Instruction | Scan the material for the word "episcopo", and copy each line where it shows up.

--------------------------------

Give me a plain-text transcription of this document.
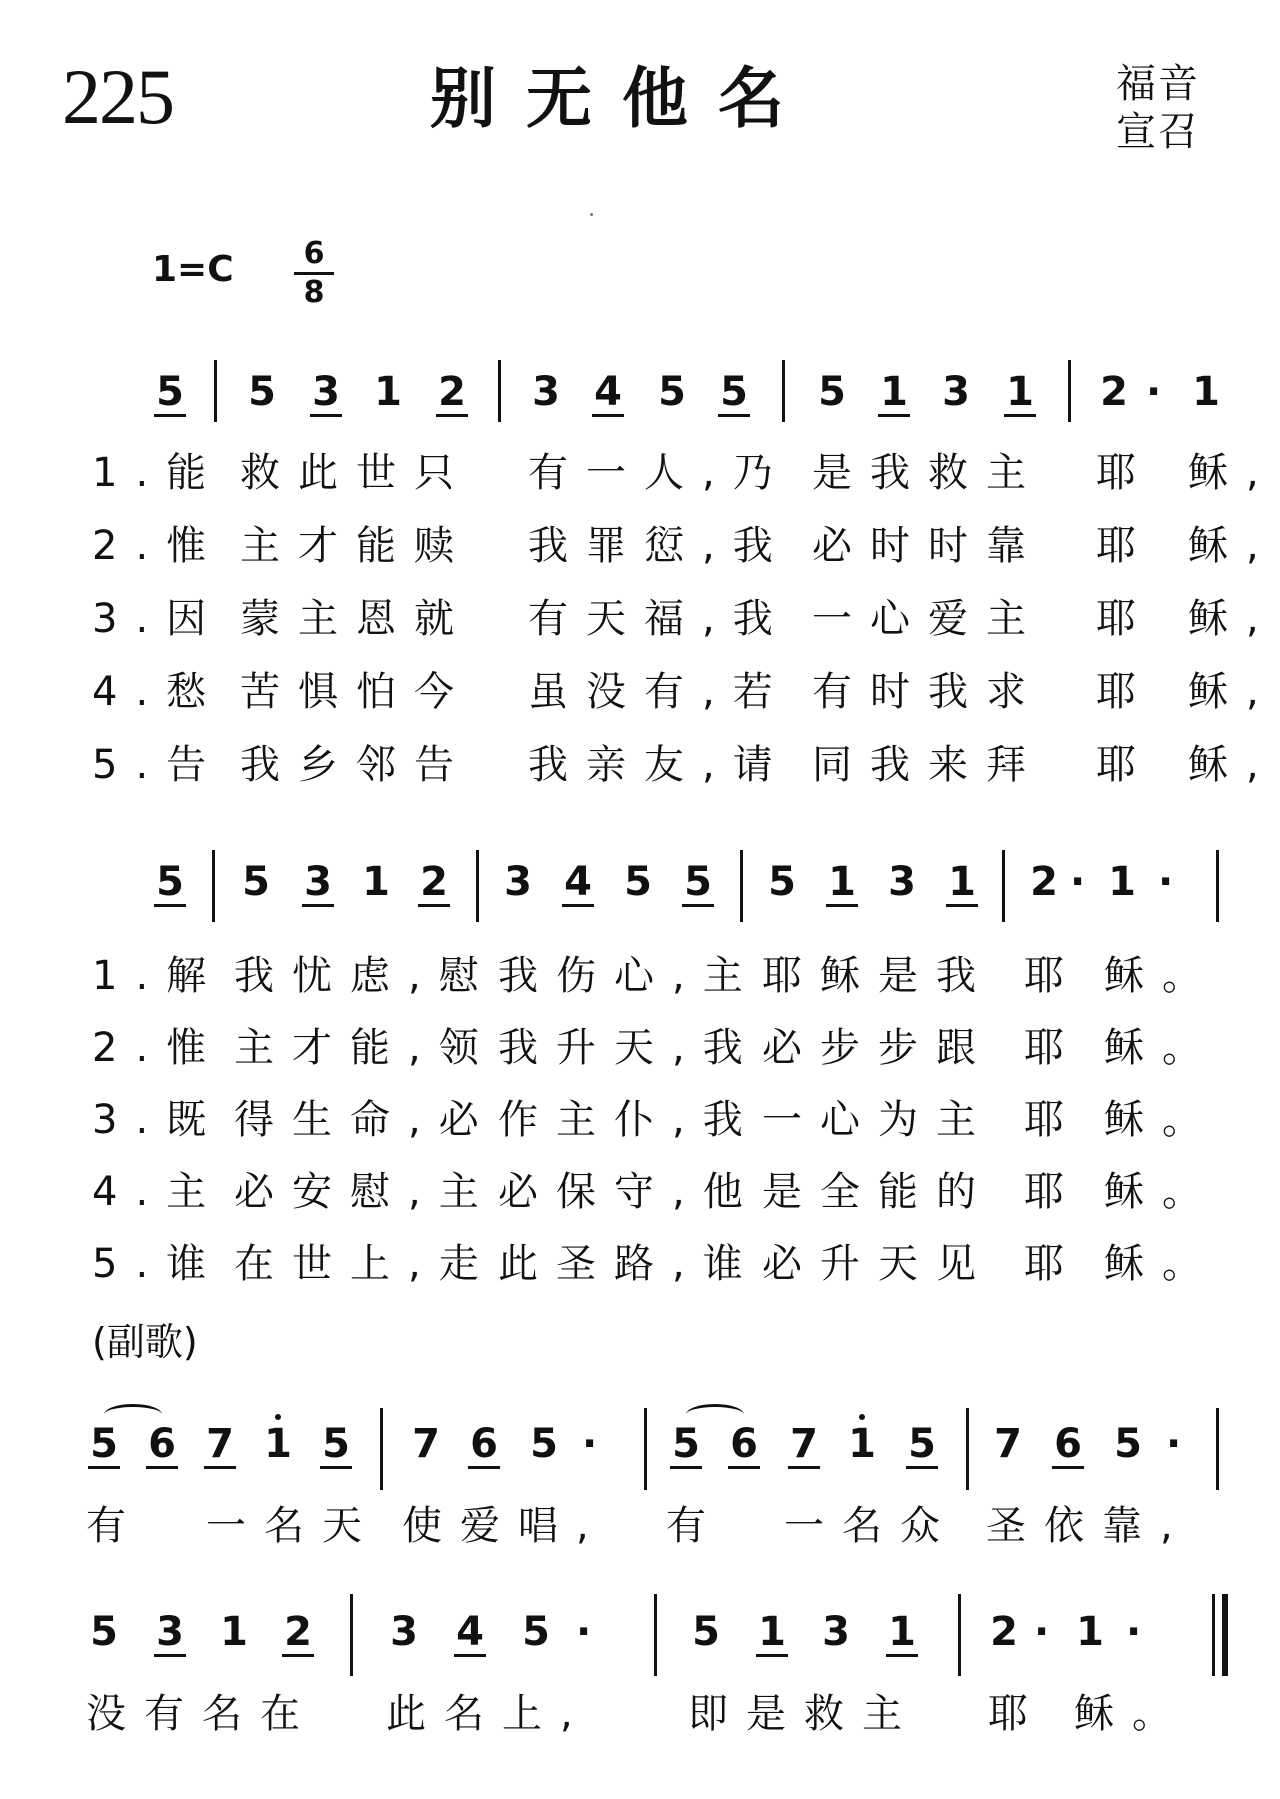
225	别无他名	福音
宣召
$1=C \frac{6}{8}$
5 5 3 1 2 3 4 5 5 5 1 3 1 2 · 1
1.能 救此世只 有一人,乃 是我救主 耶 稣,
2.惟 主才能赎 我罪愆,我 必时时靠 耶 稣,
3.因 蒙主恩就 有天福,我 一心爱主 耶 稣,
4.愁 苦惧怕今 虽没有,若 有时我求 耶 稣,
5.告 我乡邻告 我亲友,请 同我来拜 耶 稣,
5 5 3 1 2 3 4 5 5 5 1 3 1 2 · 1 ·
1.解 我忧虑,慰 我伤心,主 耶稣是我 耶 稣。
2.惟 主才能,领 我升天,我 必步步跟 耶 稣。
3.既 得生命,必 作主仆,我 一心为主 耶 稣。
4.主 必安慰,主 必保守,他 是全能的 耶 稣。
5.谁 在世上,走 此圣路,谁 必升天见 耶 稣。
(副歌)
5 6 7 1 5 7 6 5 · 5 6 7 1 5 7 6 5 ·
有 一名天 使爱唱, 有 一名众 圣依靠,
5 3 1 2 3 4 5 ·	5 1 3 1 2 · 1 ·
没有名在 此名上, 即是救主 耶 稣。
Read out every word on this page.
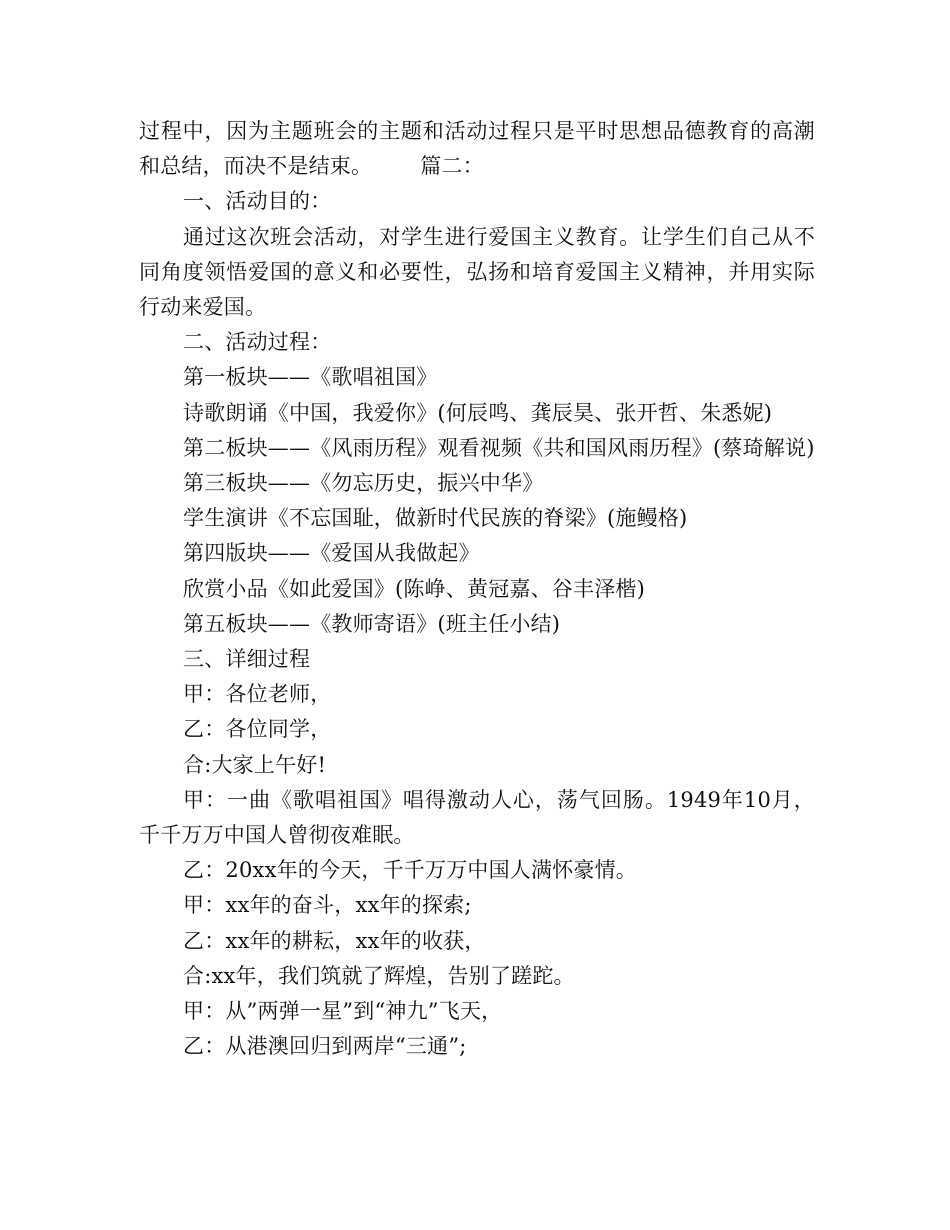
过程中，因为主题班会的主题和活动过程只是平时思想品德教育的高潮和总结，而决不是结束。 篇二：

一、活动目的：

通过这次班会活动，对学生进行爱国主义教育。让学生们自己从不同角度领悟爱国的意义和必要性，弘扬和培育爱国主义精神，并用实际行动来爱国。

二、活动过程：

第一板块——《歌唱祖国》

诗歌朗诵《中国，我爱你》(何辰鸣、龚辰昊、张开哲、朱悉妮)

第二板块——《风雨历程》观看视频《共和国风雨历程》(蔡琦解说)

第三板块——《勿忘历史，振兴中华》

学生演讲《不忘国耻，做新时代民族的脊梁》(施鳗格)

第四版块——《爱国从我做起》

欣赏小品《如此爱国》(陈峥、黄冠嘉、谷丰泽楷)

第五板块——《教师寄语》(班主任小结)

三、详细过程

甲：各位老师，

乙：各位同学，

合:大家上午好!

甲：一曲《歌唱祖国》唱得激动人心，荡气回肠。1949年10月，千千万万中国人曾彻夜难眠。

乙：20xx年的今天，千千万万中国人满怀豪情。

甲：xx年的奋斗，xx年的探索;

乙：xx年的耕耘，xx年的收获，

合:xx年，我们筑就了辉煌，告别了蹉跎。

甲：从”两弹一星”到“神九”飞天，

乙：从港澳回归到两岸“三通”;
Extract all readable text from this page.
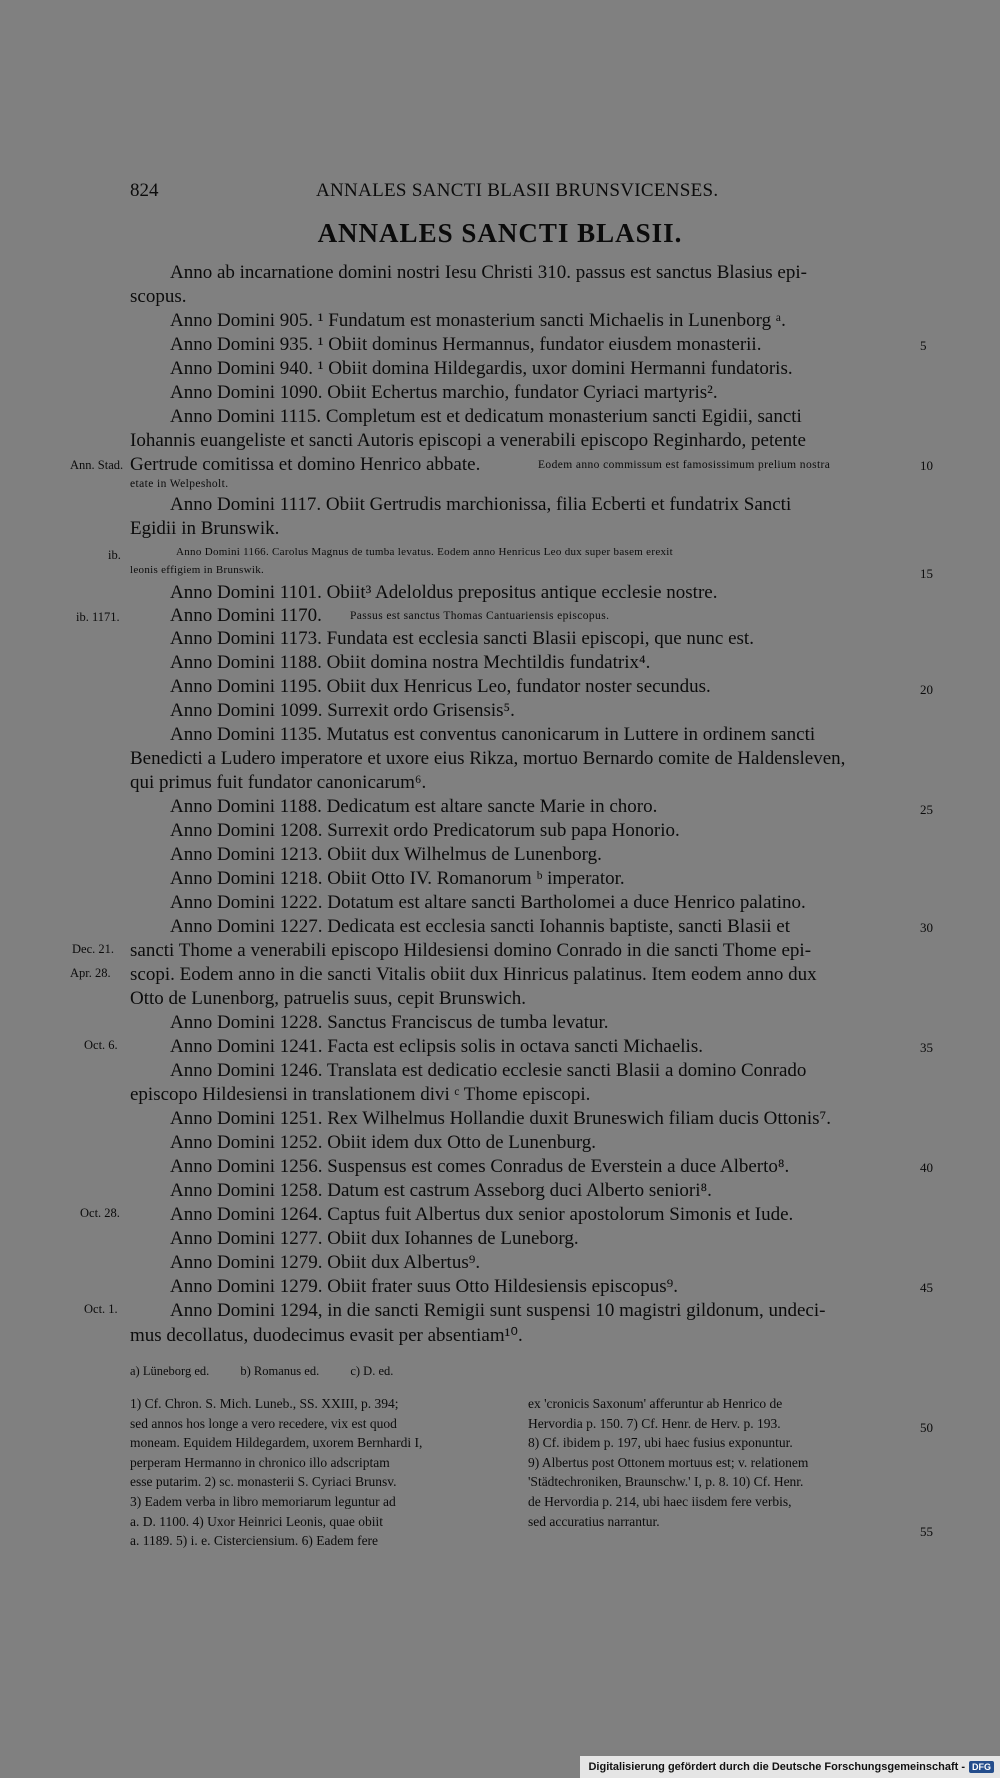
824	ANNALES SANCTI BLASII BRUNSVICENSES.
ANNALES SANCTI BLASII.
Anno ab incarnatione domini nostri Iesu Christi 310. passus est sanctus Blasius epi-
scopus.
Anno Domini 905. ¹ Fundatum est monasterium sancti Michaelis in Lunenborg ᵃ.
Anno Domini 935. ¹ Obiit dominus Hermannus, fundator eiusdem monasterii.
Anno Domini 940. ¹ Obiit domina Hildegardis, uxor domini Hermanni fundatoris.
Anno Domini 1090. Obiit Echertus marchio, fundator Cyriaci martyris².
Anno Domini 1115. Completum est et dedicatum monasterium sancti Egidii, sancti
Iohannis euangeliste et sancti Autoris episcopi a venerabili episcopo Reginhardo, petente
Gertrude comitissa et domino Henrico abbate.	Eodem anno commissum est famosissimum prelium nostra
etate in Welpesholt.
Anno Domini 1117. Obiit Gertrudis marchionissa, filia Ecberti et fundatrix Sancti
Egidii in Brunswik.
Anno Domini 1166. Carolus Magnus de tumba levatus. Eodem anno Henricus Leo dux super basem erexit
leonis effigiem in Brunswik.
Anno Domini 1101. Obiit³ Adeloldus prepositus antique ecclesie nostre.
Anno Domini 1170. Passus est sanctus Thomas Cantuariensis episcopus.
Anno Domini 1173. Fundata est ecclesia sancti Blasii episcopi, que nunc est.
Anno Domini 1188. Obiit domina nostra Mechtildis fundatrix⁴.
Anno Domini 1195. Obiit dux Henricus Leo, fundator noster secundus.
Anno Domini 1099. Surrexit ordo Grisensis⁵.
Anno Domini 1135. Mutatus est conventus canonicarum in Luttere in ordinem sancti
Benedicti a Ludero imperatore et uxore eius Rikza, mortuo Bernardo comite de Haldensleven,
qui primus fuit fundator canonicarum⁶.
Anno Domini 1188. Dedicatum est altare sancte Marie in choro.
Anno Domini 1208. Surrexit ordo Predicatorum sub papa Honorio.
Anno Domini 1213. Obiit dux Wilhelmus de Lunenborg.
Anno Domini 1218. Obiit Otto IV. Romanorum ᵇ imperator.
Anno Domini 1222. Dotatum est altare sancti Bartholomei a duce Henrico palatino.
Anno Domini 1227. Dedicata est ecclesia sancti Iohannis baptiste, sancti Blasii et
sancti Thome a venerabili episcopo Hildesiensi domino Conrado in die sancti Thome epi-
scopi. Eodem anno in die sancti Vitalis obiit dux Hinricus palatinus. Item eodem anno dux
Otto de Lunenborg, patruelis suus, cepit Brunswich.
Anno Domini 1228. Sanctus Franciscus de tumba levatur.
Anno Domini 1241. Facta est eclipsis solis in octava sancti Michaelis.
Anno Domini 1246. Translata est dedicatio ecclesie sancti Blasii a domino Conrado
episcopo Hildesiensi in translationem divi ᶜ Thome episcopi.
Anno Domini 1251. Rex Wilhelmus Hollandie duxit Bruneswich filiam ducis Ottonis⁷.
Anno Domini 1252. Obiit idem dux Otto de Lunenburg.
Anno Domini 1256. Suspensus est comes Conradus de Everstein a duce Alberto⁸.
Anno Domini 1258. Datum est castrum Asseborg duci Alberto seniori⁸.
Anno Domini 1264. Captus fuit Albertus dux senior apostolorum Simonis et Iude.
Anno Domini 1277. Obiit dux Iohannes de Luneborg.
Anno Domini 1279. Obiit dux Albertus⁹.
Anno Domini 1279. Obiit frater suus Otto Hildesiensis episcopus⁹.
Anno Domini 1294, in die sancti Remigii sunt suspensi 10 magistri gildonum, undeci-
mus decollatus, duodecimus evasit per absentiam¹⁰.
Ann. Stad.
ib.
ib. 1171.
Dec. 21.
Apr. 28.
Oct. 6.
Oct. 28.
Oct. 1.
5
10
15
20
25
30
35
40
45
50
55
a) Lüneborg ed. b) Romanus ed. c) D. ed.
1) Cf. Chron. S. Mich. Luneb., SS. XXIII, p. 394;
sed annos hos longe a vero recedere, vix est quod
moneam. Equidem Hildegardem, uxorem Bernhardi I,
perperam Hermanno in chronico illo adscriptam
esse putarim. 2) sc. monasterii S. Cyriaci Brunsv.
3) Eadem verba in libro memoriarum leguntur ad
a. D. 1100. 4) Uxor Heinrici Leonis, quae obiit
a. 1189. 5) i. e. Cisterciensium. 6) Eadem fere
ex 'cronicis Saxonum' afferuntur ab Henrico de
Hervordia p. 150. 7) Cf. Henr. de Herv. p. 193.
8) Cf. ibidem p. 197, ubi haec fusius exponuntur.
9) Albertus post Ottonem mortuus est; v. relationem
'Städtechroniken, Braunschw.' I, p. 8. 10) Cf. Henr.
de Hervordia p. 214, ubi haec iisdem fere verbis,
sed accuratius narrantur.
Digitalisierung gefördert durch die Deutsche Forschungsgemeinschaft - DFG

--------------------------------

Solved exercise |
Iohannis euangeliste et sancti Autoris episcopi a venerabili episcopo Reginhardo, petente
sancti Thome a venerabili episcopo Hildesiensi domino Conrado in die sancti Thome epi-
episcopo Hildesiensi in translationem divi ᶜ Thome episcopi.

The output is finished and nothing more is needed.